> **YOUR INSTRUCTIONS**:
Quote the listing in full, exactly as given, minus any pictures.

## Begin TASK INPUT

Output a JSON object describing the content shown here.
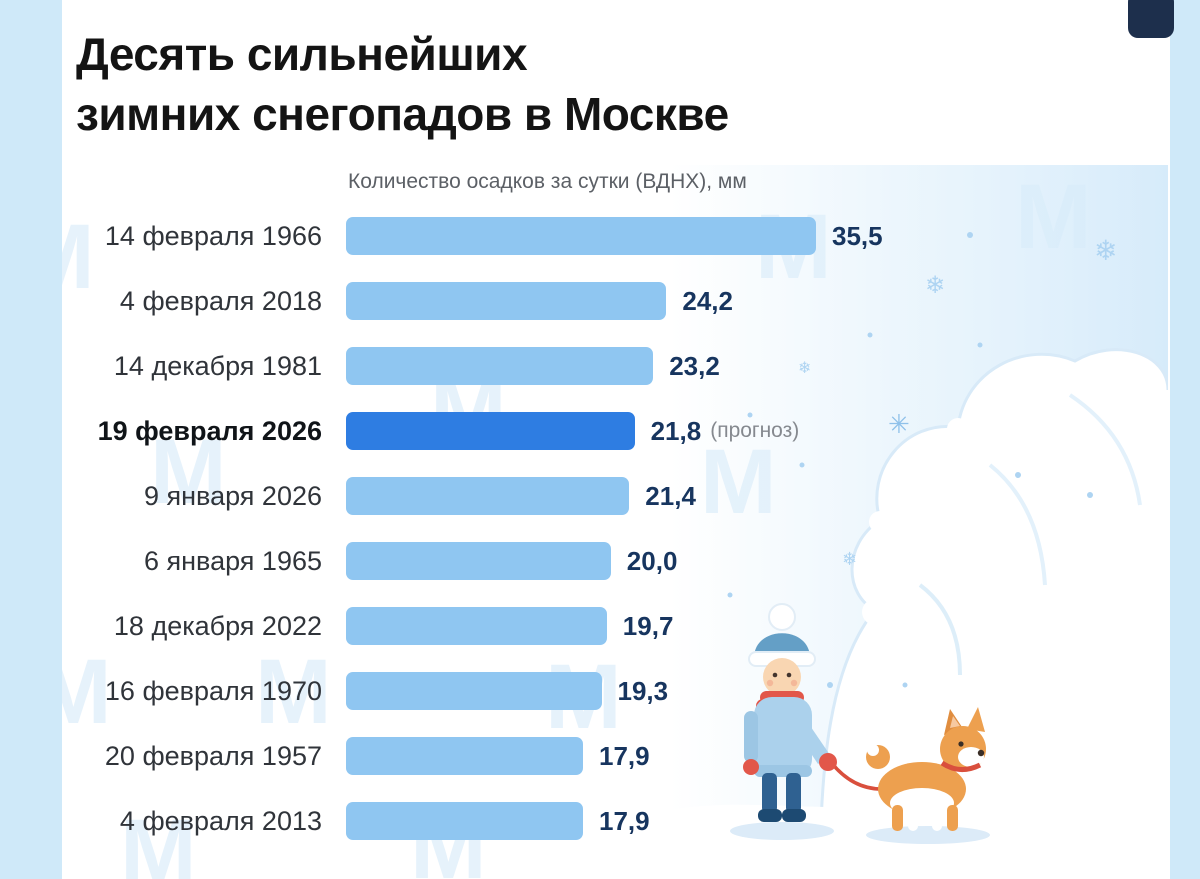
{
  "header": {
    "title_line1": "Десять сильнейших",
    "title_line2": "зимних снегопадов в Москве"
  },
  "watermark": {
    "glyph": "М"
  },
  "chart_data": {
    "type": "bar",
    "orientation": "horizontal",
    "title": "Десять сильнейших зимних снегопадов в Москве",
    "axis_title": "Количество осадков за сутки (ВДНХ), мм",
    "unit": "мм",
    "value_range": [
      0,
      35.5
    ],
    "grid": false,
    "legend": false,
    "categories": [
      "14 февраля 1966",
      "4 февраля 2018",
      "14 декабря 1981",
      "19 февраля 2026",
      "9 января 2026",
      "6 января 1965",
      "18 декабря 2022",
      "16 февраля 1970",
      "20 февраля 1957",
      "4 февраля 2013"
    ],
    "values": [
      35.5,
      24.2,
      23.2,
      21.8,
      21.4,
      20.0,
      19.7,
      19.3,
      17.9,
      17.9
    ],
    "rows": [
      {
        "label": "14 февраля 1966",
        "value": 35.5,
        "display": "35,5",
        "highlight": false,
        "note": ""
      },
      {
        "label": "4 февраля 2018",
        "value": 24.2,
        "display": "24,2",
        "highlight": false,
        "note": ""
      },
      {
        "label": "14 декабря 1981",
        "value": 23.2,
        "display": "23,2",
        "highlight": false,
        "note": ""
      },
      {
        "label": "19 февраля 2026",
        "value": 21.8,
        "display": "21,8",
        "highlight": true,
        "note": "(прогноз)"
      },
      {
        "label": "9 января 2026",
        "value": 21.4,
        "display": "21,4",
        "highlight": false,
        "note": ""
      },
      {
        "label": "6 января 1965",
        "value": 20.0,
        "display": "20,0",
        "highlight": false,
        "note": ""
      },
      {
        "label": "18 декабря 2022",
        "value": 19.7,
        "display": "19,7",
        "highlight": false,
        "note": ""
      },
      {
        "label": "16 февраля 1970",
        "value": 19.3,
        "display": "19,3",
        "highlight": false,
        "note": ""
      },
      {
        "label": "20 февраля 1957",
        "value": 17.9,
        "display": "17,9",
        "highlight": false,
        "note": ""
      },
      {
        "label": "4 февраля 2013",
        "value": 17.9,
        "display": "17,9",
        "highlight": false,
        "note": ""
      }
    ],
    "colors": {
      "bar": "#8fc6f1",
      "highlight_bar": "#2e7de2",
      "value_text": "#17355f",
      "label_text": "#30343a",
      "note_text": "#85898f",
      "frame": "#cfe9f9"
    },
    "illustration_elements": [
      "snowdrift",
      "snowflakes",
      "child-in-winter-clothes",
      "corgi-dog",
      "leash"
    ]
  }
}
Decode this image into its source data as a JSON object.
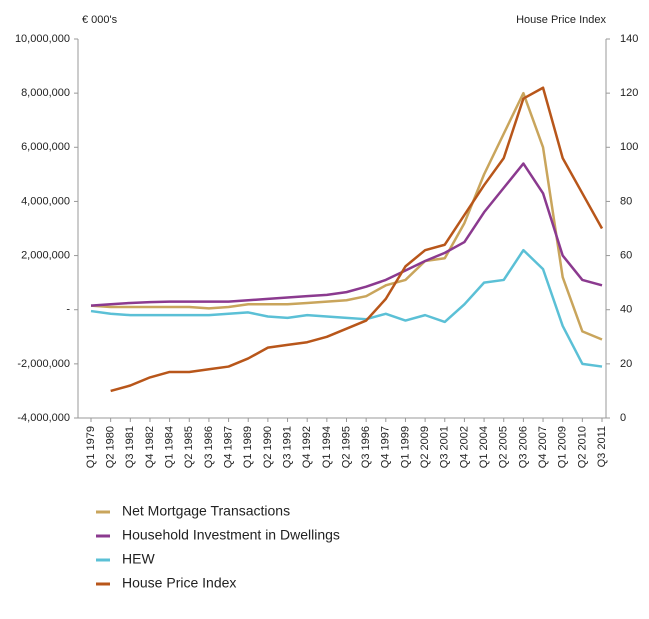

## End TASK INPUT

> **ANSWER TO THE PROBLEM**:
Output a JSON object describing the content shown here.
{
  "header": {
    "title_line1": "Десять сильнейших",
    "title_line2": "зимних снегопадов в Москве"
  },
  "watermark": {
    "glyph": "М"
  },
  "chart_data": {
    "type": "bar",
    "orientation": "horizontal",
    "title": "Десять сильнейших зимних снегопадов в Москве",
    "axis_title": "Количество осадков за сутки (ВДНХ), мм",
    "unit": "мм",
    "value_range": [
      0,
      35.5
    ],
    "grid": false,
    "legend": false,
    "categories": [
      "14 февраля 1966",
      "4 февраля 2018",
      "14 декабря 1981",
      "19 февраля 2026",
      "9 января 2026",
      "6 января 1965",
      "18 декабря 2022",
      "16 февраля 1970",
      "20 февраля 1957",
      "4 февраля 2013"
    ],
    "values": [
      35.5,
      24.2,
      23.2,
      21.8,
      21.4,
      20.0,
      19.7,
      19.3,
      17.9,
      17.9
    ],
    "rows": [
      {
        "label": "14 февраля 1966",
        "value": 35.5,
        "display": "35,5",
        "highlight": false,
        "note": ""
      },
      {
        "label": "4 февраля 2018",
        "value": 24.2,
        "display": "24,2",
        "highlight": false,
        "note": ""
      },
      {
        "label": "14 декабря 1981",
        "value": 23.2,
        "display": "23,2",
        "highlight": false,
        "note": ""
      },
      {
        "label": "19 февраля 2026",
        "value": 21.8,
        "display": "21,8",
        "highlight": true,
        "note": "(прогноз)"
      },
      {
        "label": "9 января 2026",
        "value": 21.4,
        "display": "21,4",
        "highlight": false,
        "note": ""
      },
      {
        "label": "6 января 1965",
        "value": 20.0,
        "display": "20,0",
        "highlight": false,
        "note": ""
      },
      {
        "label": "18 декабря 2022",
        "value": 19.7,
        "display": "19,7",
        "highlight": false,
        "note": ""
      },
      {
        "label": "16 февраля 1970",
        "value": 19.3,
        "display": "19,3",
        "highlight": false,
        "note": ""
      },
      {
        "label": "20 февраля 1957",
        "value": 17.9,
        "display": "17,9",
        "highlight": false,
        "note": ""
      },
      {
        "label": "4 февраля 2013",
        "value": 17.9,
        "display": "17,9",
        "highlight": false,
        "note": ""
      }
    ],
    "colors": {
      "bar": "#8fc6f1",
      "highlight_bar": "#2e7de2",
      "value_text": "#17355f",
      "label_text": "#30343a",
      "note_text": "#85898f",
      "frame": "#cfe9f9"
    },
    "illustration_elements": [
      "snowdrift",
      "snowflakes",
      "child-in-winter-clothes",
      "corgi-dog",
      "leash"
    ]
  }
}
Decode this image into its source data as a JSON object.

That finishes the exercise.